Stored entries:

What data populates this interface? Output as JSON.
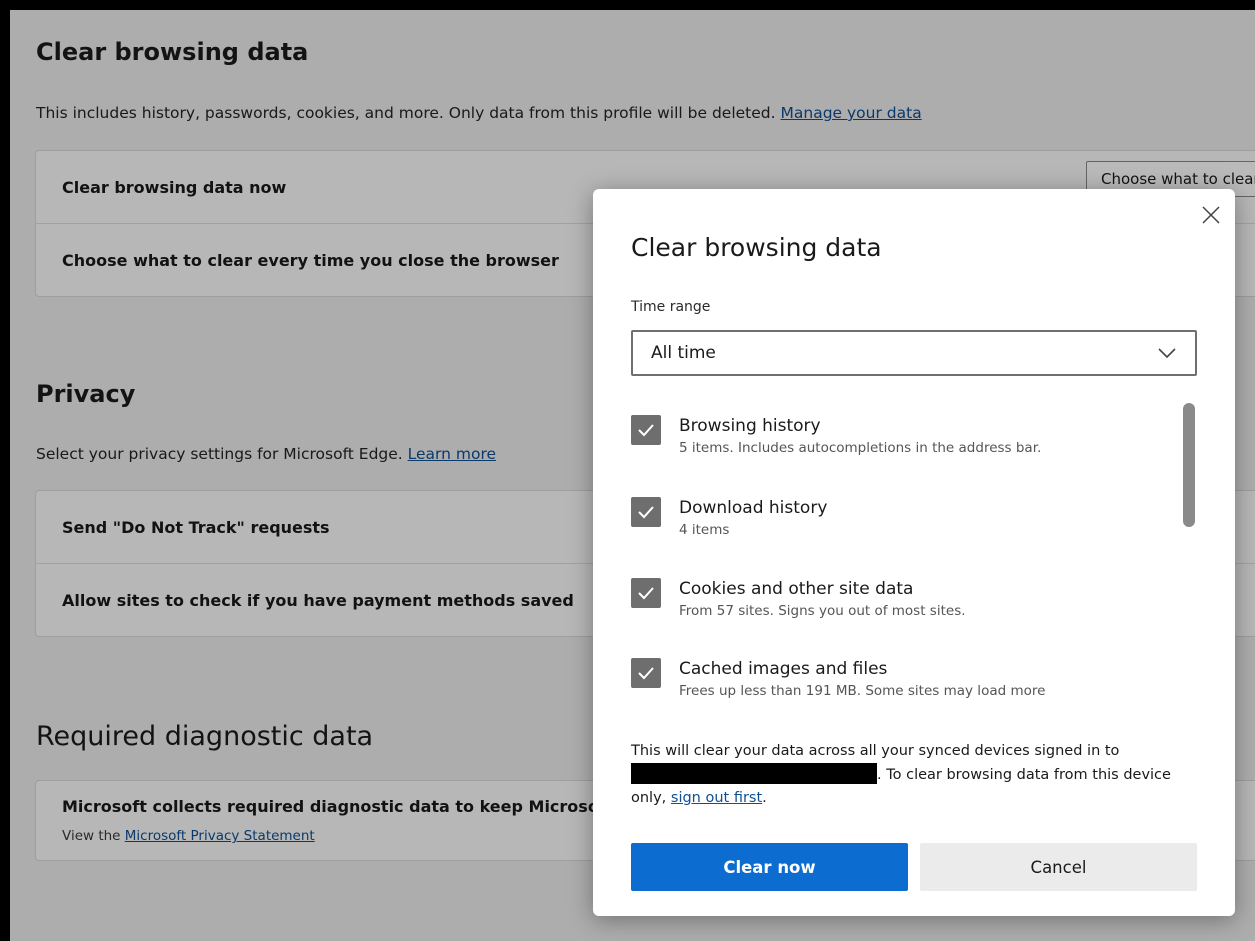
{
  "clear_section": {
    "title": "Clear browsing data",
    "description": "This includes history, passwords, cookies, and more. Only data from this profile will be deleted.",
    "manage_link": "Manage your data",
    "row_now": "Clear browsing data now",
    "row_on_close": "Choose what to clear every time you close the browser",
    "choose_button": "Choose what to clear"
  },
  "privacy_section": {
    "title": "Privacy",
    "description": "Select your privacy settings for Microsoft Edge.",
    "learn_link": "Learn more",
    "row_dnt": "Send \"Do Not Track\" requests",
    "row_payment": "Allow sites to check if you have payment methods saved"
  },
  "diagnostic_section": {
    "title": "Required diagnostic data",
    "row_text": "Microsoft collects required diagnostic data to keep Microsoft Edge secure, up to date and performing as expected",
    "view_prefix": "View the",
    "privacy_link": "Microsoft Privacy Statement"
  },
  "dialog": {
    "title": "Clear browsing data",
    "time_range_label": "Time range",
    "time_range_value": "All time",
    "options": [
      {
        "label": "Browsing history",
        "desc": "5 items. Includes autocompletions in the address bar.",
        "checked": true
      },
      {
        "label": "Download history",
        "desc": "4 items",
        "checked": true
      },
      {
        "label": "Cookies and other site data",
        "desc": "From 57 sites. Signs you out of most sites.",
        "checked": true
      },
      {
        "label": "Cached images and files",
        "desc": "Frees up less than 191 MB. Some sites may load more",
        "checked": true
      }
    ],
    "sync_note_pre": "This will clear your data across all your synced devices signed in to",
    "sync_note_mid": ". To clear browsing data from this device only,",
    "sign_out_link": "sign out first",
    "sync_note_end": ".",
    "clear_button": "Clear now",
    "cancel_button": "Cancel"
  },
  "icons": {
    "close": "close-icon",
    "dropdown": "chevron-down-icon",
    "check": "checkmark-icon"
  },
  "colors": {
    "primary_button": "#0c6ccf",
    "checkbox_fill": "#6e6e6e",
    "link": "#0f4f92"
  }
}
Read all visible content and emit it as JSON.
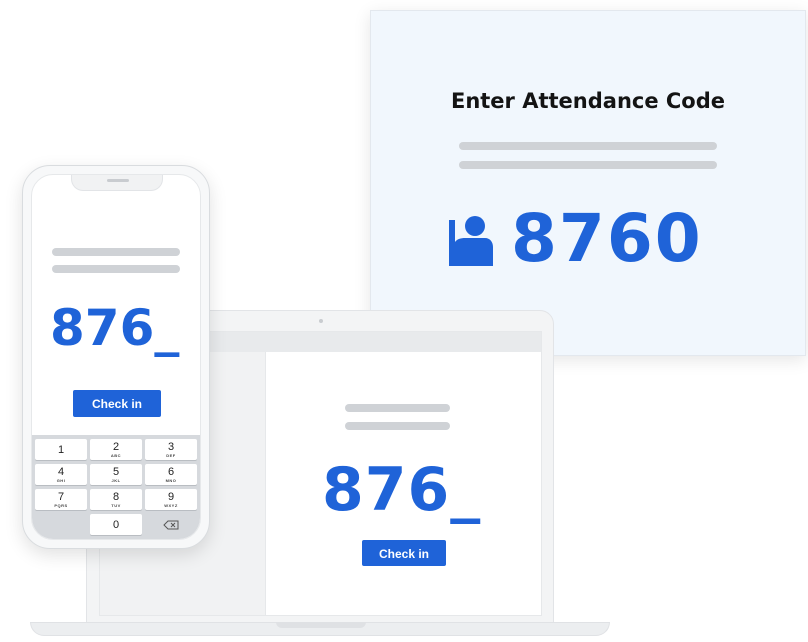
{
  "display": {
    "title": "Enter Attendance Code",
    "code": "8760",
    "icon": "hand-raise-icon"
  },
  "laptop": {
    "code": "876_",
    "button_label": "Check in"
  },
  "phone": {
    "code": "876_",
    "button_label": "Check in",
    "keypad": [
      {
        "digit": "1",
        "letters": ""
      },
      {
        "digit": "2",
        "letters": "ABC"
      },
      {
        "digit": "3",
        "letters": "DEF"
      },
      {
        "digit": "4",
        "letters": "GHI"
      },
      {
        "digit": "5",
        "letters": "JKL"
      },
      {
        "digit": "6",
        "letters": "MNO"
      },
      {
        "digit": "7",
        "letters": "PQRS"
      },
      {
        "digit": "8",
        "letters": "TUV"
      },
      {
        "digit": "9",
        "letters": "WXYZ"
      },
      {
        "digit": "0",
        "letters": ""
      }
    ],
    "backspace_icon": "backspace-icon"
  },
  "colors": {
    "accent": "#1f63d8",
    "display_bg": "#f1f7fd",
    "placeholder_line": "#cfd2d6"
  }
}
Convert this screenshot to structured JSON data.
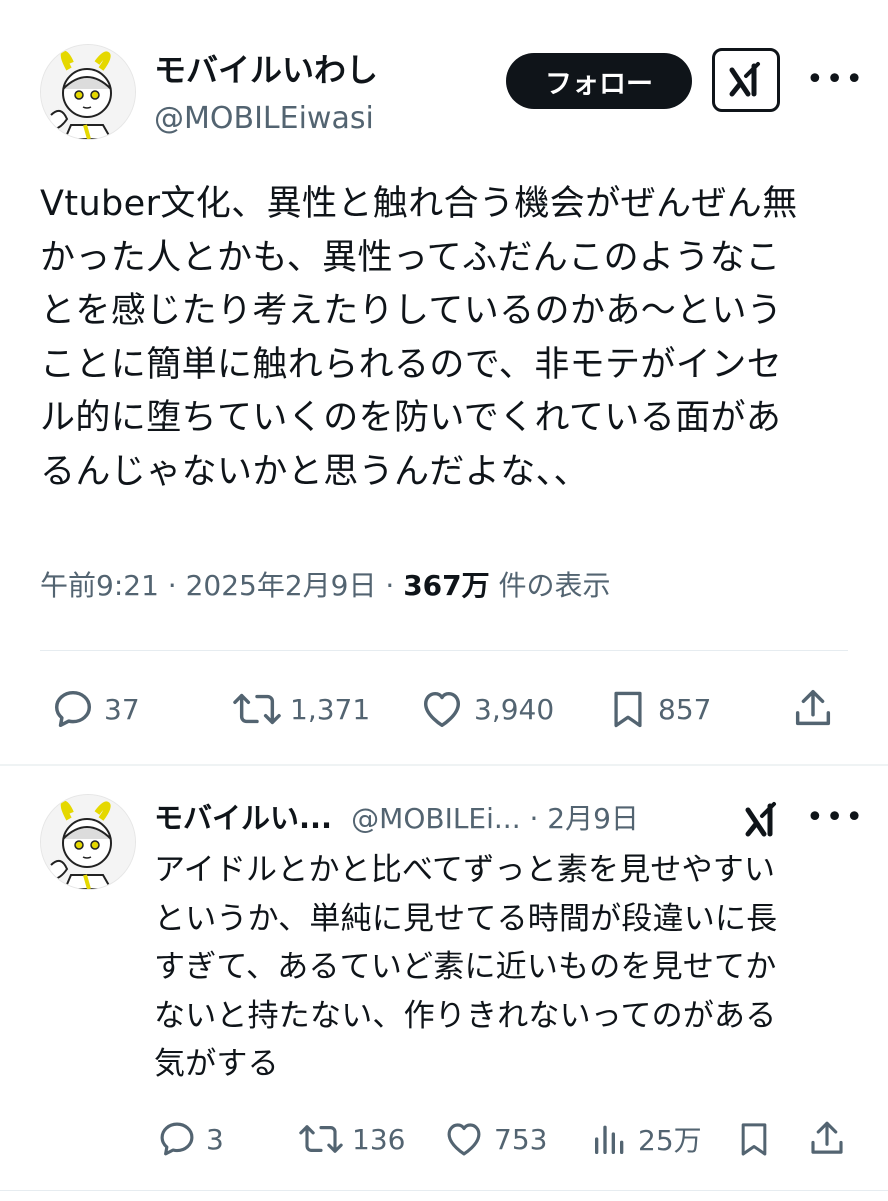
{
  "tweet": {
    "author": {
      "display_name": "モバイルいわし",
      "handle": "@MOBILEiwasi",
      "avatar_icon": "avatar-illustration"
    },
    "follow_label": "フォロー",
    "grok_icon": "grok-icon",
    "more_icon": "more-icon",
    "more_glyph": "•••",
    "text": "Vtuber文化、異性と触れ合う機会がぜんぜん無\nかった人とかも、異性ってふだんこのようなこ\nとを感じたり考えたりしているのかあ〜という\nことに簡単に触れられるので、非モテがインセ\nル的に堕ちていくのを防いでくれている面があ\nるんじゃないかと思うんだよな、、",
    "meta": {
      "time": "午前9:21",
      "sep1": " · ",
      "date": "2025年2月9日",
      "sep2": " · ",
      "views": "367万",
      "views_label": " 件の表示"
    },
    "actions": {
      "replies": "37",
      "retweets": "1,371",
      "likes": "3,940",
      "bookmarks": "857"
    }
  },
  "reply": {
    "author": {
      "display_name": "モバイルい...",
      "handle": "@MOBILEi...",
      "sep": " · ",
      "date": "2月9日"
    },
    "more_glyph": "•••",
    "text": "アイドルとかと比べてずっと素を見せやすい\nというか、単純に見せてる時間が段違いに長\nすぎて、あるていど素に近いものを見せてか\nないと持たない、作りきれないってのがある\n気がする",
    "actions": {
      "replies": "3",
      "retweets": "136",
      "likes": "753",
      "views": "25万"
    }
  },
  "colors": {
    "text": "#0f1419",
    "secondary": "#536471",
    "divider": "#e6ecf0",
    "avatar_accent": "#f2e600"
  }
}
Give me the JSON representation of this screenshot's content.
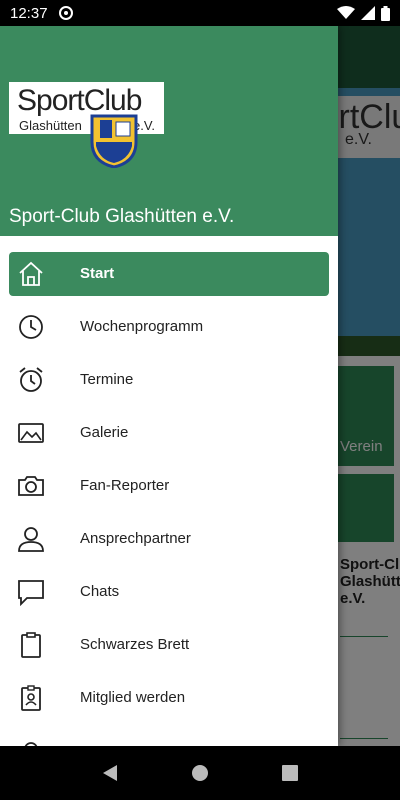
{
  "status": {
    "time": "12:37"
  },
  "background": {
    "logo_title": "SportClub",
    "logo_sub": "e.V.",
    "tile_label": "Verein",
    "club_name": "Sport-Club Glashütten e.V."
  },
  "drawer": {
    "logo_title": "SportClub",
    "logo_place": "Glashütten",
    "logo_suffix": "e.V.",
    "title": "Sport-Club Glashütten e.V.",
    "items": [
      {
        "label": "Start",
        "icon": "home-icon"
      },
      {
        "label": "Wochenprogramm",
        "icon": "clock-icon"
      },
      {
        "label": "Termine",
        "icon": "alarm-clock-icon"
      },
      {
        "label": "Galerie",
        "icon": "image-icon"
      },
      {
        "label": "Fan-Reporter",
        "icon": "camera-icon"
      },
      {
        "label": "Ansprechpartner",
        "icon": "person-icon"
      },
      {
        "label": "Chats",
        "icon": "chat-icon"
      },
      {
        "label": "Schwarzes Brett",
        "icon": "clipboard-icon"
      },
      {
        "label": "Mitglied werden",
        "icon": "badge-icon"
      }
    ],
    "active_index": 0
  },
  "colors": {
    "primary_green": "#3b8a5e",
    "dark_green": "#1f5a3a"
  }
}
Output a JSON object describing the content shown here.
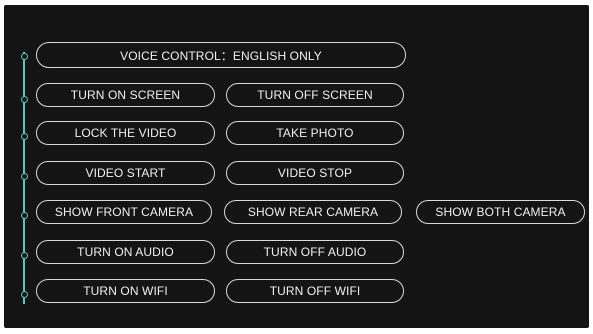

Exercise goal: From the listing, tally every line with the word "your" in it and give only the tally.

Finished task: 3